## START DATASET RECORDS

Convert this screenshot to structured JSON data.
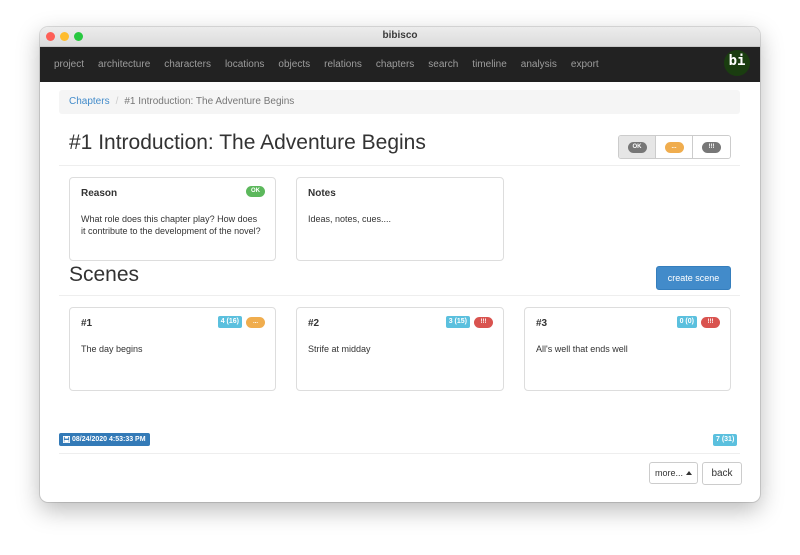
{
  "window": {
    "title": "bibisco"
  },
  "navbar": {
    "items": [
      "project",
      "architecture",
      "characters",
      "locations",
      "objects",
      "relations",
      "chapters",
      "search",
      "timeline",
      "analysis",
      "export"
    ],
    "logo": "bi"
  },
  "breadcrumb": {
    "parent": "Chapters",
    "separator": "/",
    "current": "#1 Introduction: The Adventure Begins"
  },
  "page": {
    "title": "#1 Introduction: The Adventure Begins"
  },
  "status_buttons": {
    "ok": "OK",
    "partial": "...",
    "todo": "!!!"
  },
  "reason": {
    "title": "Reason",
    "status": "OK",
    "text": "What role does this chapter play? How does it contribute to the development of the novel?"
  },
  "notes": {
    "title": "Notes",
    "text": "Ideas, notes, cues...."
  },
  "scenes": {
    "title": "Scenes",
    "create_label": "create scene",
    "items": [
      {
        "number": "#1",
        "count": "4 (16)",
        "status": "...",
        "text": "The day begins"
      },
      {
        "number": "#2",
        "count": "3 (15)",
        "status": "!!!",
        "text": "Strife at midday"
      },
      {
        "number": "#3",
        "count": "0 (0)",
        "status": "!!!",
        "text": "All's well that ends well"
      }
    ]
  },
  "footer": {
    "saved_at": "08/24/2020 4:53:33 PM",
    "total_count": "7 (31)",
    "more_label": "more...",
    "back_label": "back"
  },
  "colors": {
    "navbar_bg": "#222222",
    "primary": "#428bca",
    "info": "#5bc0de",
    "success": "#5cb85c",
    "warning": "#f0ad4e",
    "danger": "#d9534f"
  }
}
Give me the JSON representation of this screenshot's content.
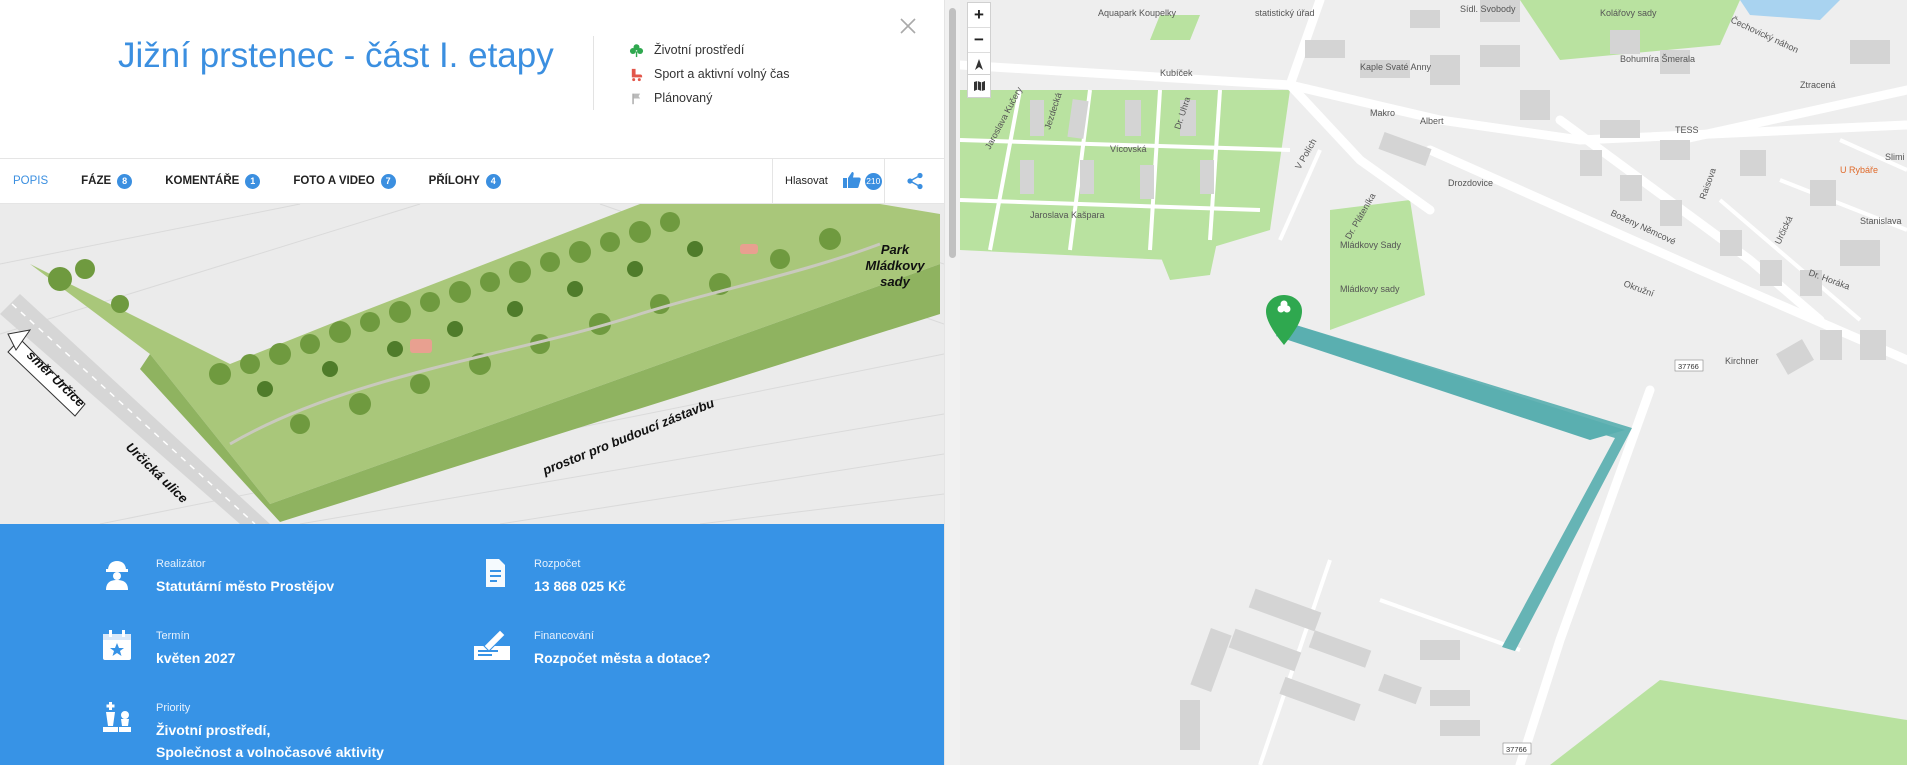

## END DATASET RECORDS

→ EXERCISE DIRECTIONS:
How many lines of the listing above include the word "title"? State the number and nothing else.

→ WRITTEN SOLUTION:
5